▶ **Stated task**
Exactly reproduce each record listed below.
※ ※ ※
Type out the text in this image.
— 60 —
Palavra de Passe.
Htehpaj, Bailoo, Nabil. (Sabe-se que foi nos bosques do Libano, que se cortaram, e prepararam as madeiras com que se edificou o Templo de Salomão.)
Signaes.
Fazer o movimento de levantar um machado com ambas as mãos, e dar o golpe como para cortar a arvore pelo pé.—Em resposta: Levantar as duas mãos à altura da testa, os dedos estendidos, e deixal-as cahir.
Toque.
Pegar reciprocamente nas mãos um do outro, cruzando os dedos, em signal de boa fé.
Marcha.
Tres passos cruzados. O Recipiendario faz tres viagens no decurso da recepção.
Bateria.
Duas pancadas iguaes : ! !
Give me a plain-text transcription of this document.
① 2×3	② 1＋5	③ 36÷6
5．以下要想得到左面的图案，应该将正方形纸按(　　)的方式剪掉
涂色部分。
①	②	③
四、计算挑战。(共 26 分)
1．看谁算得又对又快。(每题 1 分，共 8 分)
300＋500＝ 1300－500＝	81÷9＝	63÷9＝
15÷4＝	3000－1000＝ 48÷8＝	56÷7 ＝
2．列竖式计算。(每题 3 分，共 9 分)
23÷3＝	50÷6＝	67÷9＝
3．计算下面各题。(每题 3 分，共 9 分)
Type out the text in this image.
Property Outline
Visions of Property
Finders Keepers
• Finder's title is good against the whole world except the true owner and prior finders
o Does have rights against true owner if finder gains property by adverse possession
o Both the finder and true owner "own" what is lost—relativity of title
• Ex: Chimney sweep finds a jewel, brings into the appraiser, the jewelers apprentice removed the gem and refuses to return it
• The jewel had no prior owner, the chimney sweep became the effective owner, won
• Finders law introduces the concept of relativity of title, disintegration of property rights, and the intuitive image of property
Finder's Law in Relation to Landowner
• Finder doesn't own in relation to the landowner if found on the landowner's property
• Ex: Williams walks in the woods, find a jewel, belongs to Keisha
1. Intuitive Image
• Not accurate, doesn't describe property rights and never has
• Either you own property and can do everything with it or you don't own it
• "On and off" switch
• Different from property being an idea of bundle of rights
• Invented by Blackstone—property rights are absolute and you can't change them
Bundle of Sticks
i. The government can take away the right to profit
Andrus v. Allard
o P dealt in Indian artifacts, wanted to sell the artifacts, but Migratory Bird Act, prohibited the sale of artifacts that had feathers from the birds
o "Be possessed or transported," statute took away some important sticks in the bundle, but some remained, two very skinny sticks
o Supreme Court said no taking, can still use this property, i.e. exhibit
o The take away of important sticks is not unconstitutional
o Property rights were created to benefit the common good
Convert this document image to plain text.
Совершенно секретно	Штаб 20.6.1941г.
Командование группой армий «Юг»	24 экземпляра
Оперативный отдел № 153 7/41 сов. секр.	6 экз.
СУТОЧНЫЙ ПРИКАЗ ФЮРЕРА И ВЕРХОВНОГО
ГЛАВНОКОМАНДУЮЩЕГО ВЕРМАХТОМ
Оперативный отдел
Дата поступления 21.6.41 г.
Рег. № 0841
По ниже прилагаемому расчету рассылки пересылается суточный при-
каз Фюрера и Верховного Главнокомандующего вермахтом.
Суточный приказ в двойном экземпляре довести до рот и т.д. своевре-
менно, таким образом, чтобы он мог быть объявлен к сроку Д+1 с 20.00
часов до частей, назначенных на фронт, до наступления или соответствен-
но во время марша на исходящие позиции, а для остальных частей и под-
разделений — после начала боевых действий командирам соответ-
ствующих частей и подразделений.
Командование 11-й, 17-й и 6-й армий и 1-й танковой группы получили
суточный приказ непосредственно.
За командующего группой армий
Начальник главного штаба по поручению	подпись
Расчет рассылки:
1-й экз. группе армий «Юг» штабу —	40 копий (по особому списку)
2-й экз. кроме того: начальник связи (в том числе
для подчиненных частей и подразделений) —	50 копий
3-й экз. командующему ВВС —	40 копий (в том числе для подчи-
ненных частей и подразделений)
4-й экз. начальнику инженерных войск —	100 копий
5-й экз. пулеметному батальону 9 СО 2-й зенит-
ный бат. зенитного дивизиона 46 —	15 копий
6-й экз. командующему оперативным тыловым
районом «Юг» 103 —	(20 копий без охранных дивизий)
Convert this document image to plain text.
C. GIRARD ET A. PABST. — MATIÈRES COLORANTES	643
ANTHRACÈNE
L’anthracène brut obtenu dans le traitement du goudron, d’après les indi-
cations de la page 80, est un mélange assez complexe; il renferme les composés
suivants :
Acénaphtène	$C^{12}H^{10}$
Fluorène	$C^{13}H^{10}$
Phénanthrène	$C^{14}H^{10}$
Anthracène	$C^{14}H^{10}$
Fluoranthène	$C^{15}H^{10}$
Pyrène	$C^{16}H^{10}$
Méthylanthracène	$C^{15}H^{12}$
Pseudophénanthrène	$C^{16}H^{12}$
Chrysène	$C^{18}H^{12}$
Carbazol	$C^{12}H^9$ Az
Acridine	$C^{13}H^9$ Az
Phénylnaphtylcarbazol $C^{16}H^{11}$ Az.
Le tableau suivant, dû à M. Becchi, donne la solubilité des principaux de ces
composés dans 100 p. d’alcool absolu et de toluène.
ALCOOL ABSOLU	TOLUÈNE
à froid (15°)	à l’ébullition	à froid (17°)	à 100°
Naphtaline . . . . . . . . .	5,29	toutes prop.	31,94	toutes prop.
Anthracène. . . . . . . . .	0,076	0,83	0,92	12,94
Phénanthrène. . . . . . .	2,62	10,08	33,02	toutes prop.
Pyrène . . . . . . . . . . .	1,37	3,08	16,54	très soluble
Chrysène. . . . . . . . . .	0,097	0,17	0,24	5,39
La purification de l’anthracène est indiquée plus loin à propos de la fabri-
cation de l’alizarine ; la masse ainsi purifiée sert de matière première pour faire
※ ※ ※
▶ **Response to the exercise**
Type out the text in this image.
— 60 —
Palavra de Passe.
Htehpaj, Bailoo, Nabil. (Sabe-se que foi nos bosques do Libano, que se cortaram, e prepararam as madeiras com que se edificou o Templo de Salomão.)
Signaes.
Fazer o movimento de levantar um machado com ambas as mãos, e dar o golpe como para cortar a arvore pelo pé.—Em resposta: Levantar as duas mãos à altura da testa, os dedos estendidos, e deixal-as cahir.
Toque.
Pegar reciprocamente nas mãos um do outro, cruzando os dedos, em signal de boa fé.
Marcha.
Tres passos cruzados. O Recipiendario faz tres viagens no decurso da recepção.
Bateria.
Duas pancadas iguaes : ! !
Give me a plain-text transcription of this document.
① 2×3	② 1＋5	③ 36÷6
5．以下要想得到左面的图案，应该将正方形纸按(　　)的方式剪掉
涂色部分。
①	②	③
四、计算挑战。(共 26 分)
1．看谁算得又对又快。(每题 1 分，共 8 分)
300＋500＝ 1300－500＝	81÷9＝	63÷9＝
15÷4＝	3000－1000＝ 48÷8＝	56÷7 ＝
2．列竖式计算。(每题 3 分，共 9 分)
23÷3＝	50÷6＝	67÷9＝
3．计算下面各题。(每题 3 分，共 9 分)
Type out the text in this image.
Property Outline
Visions of Property
Finders Keepers
• Finder's title is good against the whole world except the true owner and prior finders
o Does have rights against true owner if finder gains property by adverse possession
o Both the finder and true owner "own" what is lost—relativity of title
• Ex: Chimney sweep finds a jewel, brings into the appraiser, the jewelers apprentice removed the gem and refuses to return it
• The jewel had no prior owner, the chimney sweep became the effective owner, won
• Finders law introduces the concept of relativity of title, disintegration of property rights, and the intuitive image of property
Finder's Law in Relation to Landowner
• Finder doesn't own in relation to the landowner if found on the landowner's property
• Ex: Williams walks in the woods, find a jewel, belongs to Keisha
1. Intuitive Image
• Not accurate, doesn't describe property rights and never has
• Either you own property and can do everything with it or you don't own it
• "On and off" switch
• Different from property being an idea of bundle of rights
• Invented by Blackstone—property rights are absolute and you can't change them
Bundle of Sticks
i. The government can take away the right to profit
Andrus v. Allard
o P dealt in Indian artifacts, wanted to sell the artifacts, but Migratory Bird Act, prohibited the sale of artifacts that had feathers from the birds
o "Be possessed or transported," statute took away some important sticks in the bundle, but some remained, two very skinny sticks
o Supreme Court said no taking, can still use this property, i.e. exhibit
o The take away of important sticks is not unconstitutional
o Property rights were created to benefit the common good
Convert this document image to plain text.
Совершенно секретно	Штаб 20.6.1941г.
Командование группой армий «Юг»	24 экземпляра
Оперативный отдел № 153 7/41 сов. секр.	6 экз.
СУТОЧНЫЙ ПРИКАЗ ФЮРЕРА И ВЕРХОВНОГО
ГЛАВНОКОМАНДУЮЩЕГО ВЕРМАХТОМ
Оперативный отдел
Дата поступления 21.6.41 г.
Рег. № 0841
По ниже прилагаемому расчету рассылки пересылается суточный при-
каз Фюрера и Верховного Главнокомандующего вермахтом.
Суточный приказ в двойном экземпляре довести до рот и т.д. своевре-
менно, таким образом, чтобы он мог быть объявлен к сроку Д+1 с 20.00
часов до частей, назначенных на фронт, до наступления или соответствен-
но во время марша на исходящие позиции, а для остальных частей и под-
разделений — после начала боевых действий командирам соответ-
ствующих частей и подразделений.
Командование 11-й, 17-й и 6-й армий и 1-й танковой группы получили
суточный приказ непосредственно.
За командующего группой армий
Начальник главного штаба по поручению	подпись
Расчет рассылки:
1-й экз. группе армий «Юг» штабу —	40 копий (по особому списку)
2-й экз. кроме того: начальник связи (в том числе
для подчиненных частей и подразделений) —	50 копий
3-й экз. командующему ВВС —	40 копий (в том числе для подчи-
ненных частей и подразделений)
4-й экз. начальнику инженерных войск —	100 копий
5-й экз. пулеметному батальону 9 СО 2-й зенит-
ный бат. зенитного дивизиона 46 —	15 копий
6-й экз. командующему оперативным тыловым
районом «Юг» 103 —	(20 копий без охранных дивизий)
Convert this document image to plain text.
C. GIRARD ET A. PABST. — MATIÈRES COLORANTES	643
ANTHRACÈNE
L’anthracène brut obtenu dans le traitement du goudron, d’après les indi-
cations de la page 80, est un mélange assez complexe; il renferme les composés
suivants :
Acénaphtène	$C^{12}H^{10}$
Fluorène	$C^{13}H^{10}$
Phénanthrène	$C^{14}H^{10}$
Anthracène	$C^{14}H^{10}$
Fluoranthène	$C^{15}H^{10}$
Pyrène	$C^{16}H^{10}$
Méthylanthracène	$C^{15}H^{12}$
Pseudophénanthrène	$C^{16}H^{12}$
Chrysène	$C^{18}H^{12}$
Carbazol	$C^{12}H^9$ Az
Acridine	$C^{13}H^9$ Az
Phénylnaphtylcarbazol $C^{16}H^{11}$ Az.
Le tableau suivant, dû à M. Becchi, donne la solubilité des principaux de ces
composés dans 100 p. d’alcool absolu et de toluène.
ALCOOL ABSOLU	TOLUÈNE
à froid (15°)	à l’ébullition	à froid (17°)	à 100°
Naphtaline . . . . . . . . .	5,29	toutes prop.	31,94	toutes prop.
Anthracène. . . . . . . . .	0,076	0,83	0,92	12,94
Phénanthrène. . . . . . .	2,62	10,08	33,02	toutes prop.
Pyrène . . . . . . . . . . .	1,37	3,08	16,54	très soluble
Chrysène. . . . . . . . . .	0,097	0,17	0,24	5,39
La purification de l’anthracène est indiquée plus loin à propos de la fabri-
cation de l’alizarine ; la masse ainsi purifiée sert de matière première pour faire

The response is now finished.